Gather up the lines that contain "over".
** Start of PROVIDED ENTRIES **
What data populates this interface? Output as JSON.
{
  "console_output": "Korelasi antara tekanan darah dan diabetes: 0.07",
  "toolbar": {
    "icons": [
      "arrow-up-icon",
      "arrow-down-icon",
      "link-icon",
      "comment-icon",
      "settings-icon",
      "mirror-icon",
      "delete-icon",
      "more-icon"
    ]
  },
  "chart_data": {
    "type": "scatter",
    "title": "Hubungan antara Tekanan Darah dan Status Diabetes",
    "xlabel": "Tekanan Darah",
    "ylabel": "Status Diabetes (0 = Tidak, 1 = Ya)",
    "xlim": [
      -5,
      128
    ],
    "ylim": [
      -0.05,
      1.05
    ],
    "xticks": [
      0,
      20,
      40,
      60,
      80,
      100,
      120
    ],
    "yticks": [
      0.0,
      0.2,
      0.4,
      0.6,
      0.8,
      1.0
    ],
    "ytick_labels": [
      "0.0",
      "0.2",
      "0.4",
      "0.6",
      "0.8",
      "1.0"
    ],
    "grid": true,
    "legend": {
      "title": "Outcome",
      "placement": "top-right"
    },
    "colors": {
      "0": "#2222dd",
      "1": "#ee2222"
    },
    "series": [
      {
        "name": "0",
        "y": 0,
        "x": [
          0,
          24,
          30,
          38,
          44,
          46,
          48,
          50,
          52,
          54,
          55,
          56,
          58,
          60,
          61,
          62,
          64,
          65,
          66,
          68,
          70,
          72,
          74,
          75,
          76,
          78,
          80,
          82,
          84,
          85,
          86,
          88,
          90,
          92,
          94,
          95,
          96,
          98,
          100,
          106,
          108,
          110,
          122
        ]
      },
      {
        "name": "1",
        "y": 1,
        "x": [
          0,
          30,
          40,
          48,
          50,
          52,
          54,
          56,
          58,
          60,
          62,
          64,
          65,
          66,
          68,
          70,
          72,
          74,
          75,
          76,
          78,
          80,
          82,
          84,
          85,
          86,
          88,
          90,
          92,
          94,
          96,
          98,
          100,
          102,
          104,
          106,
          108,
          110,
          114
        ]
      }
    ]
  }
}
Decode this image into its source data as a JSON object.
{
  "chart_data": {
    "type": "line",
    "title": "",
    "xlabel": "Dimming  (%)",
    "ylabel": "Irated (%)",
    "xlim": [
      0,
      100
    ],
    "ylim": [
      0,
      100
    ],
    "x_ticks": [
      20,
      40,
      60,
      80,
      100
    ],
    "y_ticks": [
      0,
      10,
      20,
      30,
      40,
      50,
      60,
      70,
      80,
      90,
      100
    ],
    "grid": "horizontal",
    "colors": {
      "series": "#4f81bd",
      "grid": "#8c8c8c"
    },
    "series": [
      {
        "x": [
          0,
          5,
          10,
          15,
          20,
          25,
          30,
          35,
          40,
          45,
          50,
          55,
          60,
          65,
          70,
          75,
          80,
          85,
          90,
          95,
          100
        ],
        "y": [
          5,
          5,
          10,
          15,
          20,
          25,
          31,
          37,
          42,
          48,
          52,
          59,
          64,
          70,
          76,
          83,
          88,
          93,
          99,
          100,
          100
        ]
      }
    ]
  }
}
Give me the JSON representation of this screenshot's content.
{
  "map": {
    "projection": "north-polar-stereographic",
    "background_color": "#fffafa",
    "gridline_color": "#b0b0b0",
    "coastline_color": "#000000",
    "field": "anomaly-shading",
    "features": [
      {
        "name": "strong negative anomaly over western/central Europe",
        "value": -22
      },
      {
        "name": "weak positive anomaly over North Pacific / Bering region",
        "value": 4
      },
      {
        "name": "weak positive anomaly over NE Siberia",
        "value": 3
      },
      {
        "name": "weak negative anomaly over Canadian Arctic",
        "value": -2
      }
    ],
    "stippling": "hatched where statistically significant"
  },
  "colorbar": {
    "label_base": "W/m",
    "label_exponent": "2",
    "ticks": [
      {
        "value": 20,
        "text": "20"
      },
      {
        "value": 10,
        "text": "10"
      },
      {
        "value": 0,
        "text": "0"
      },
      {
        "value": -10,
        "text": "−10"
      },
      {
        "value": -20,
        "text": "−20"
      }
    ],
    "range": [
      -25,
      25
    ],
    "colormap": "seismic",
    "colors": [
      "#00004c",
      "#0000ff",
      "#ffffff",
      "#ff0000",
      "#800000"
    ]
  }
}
** End of PROVIDED ENTRIES **
TASK SOLUTION →
        "name": "strong negative anomaly over western/central Europe",
        "name": "weak positive anomaly over North Pacific / Bering region",
        "name": "weak positive anomaly over NE Siberia",
        "name": "weak negative anomaly over Canadian Arctic",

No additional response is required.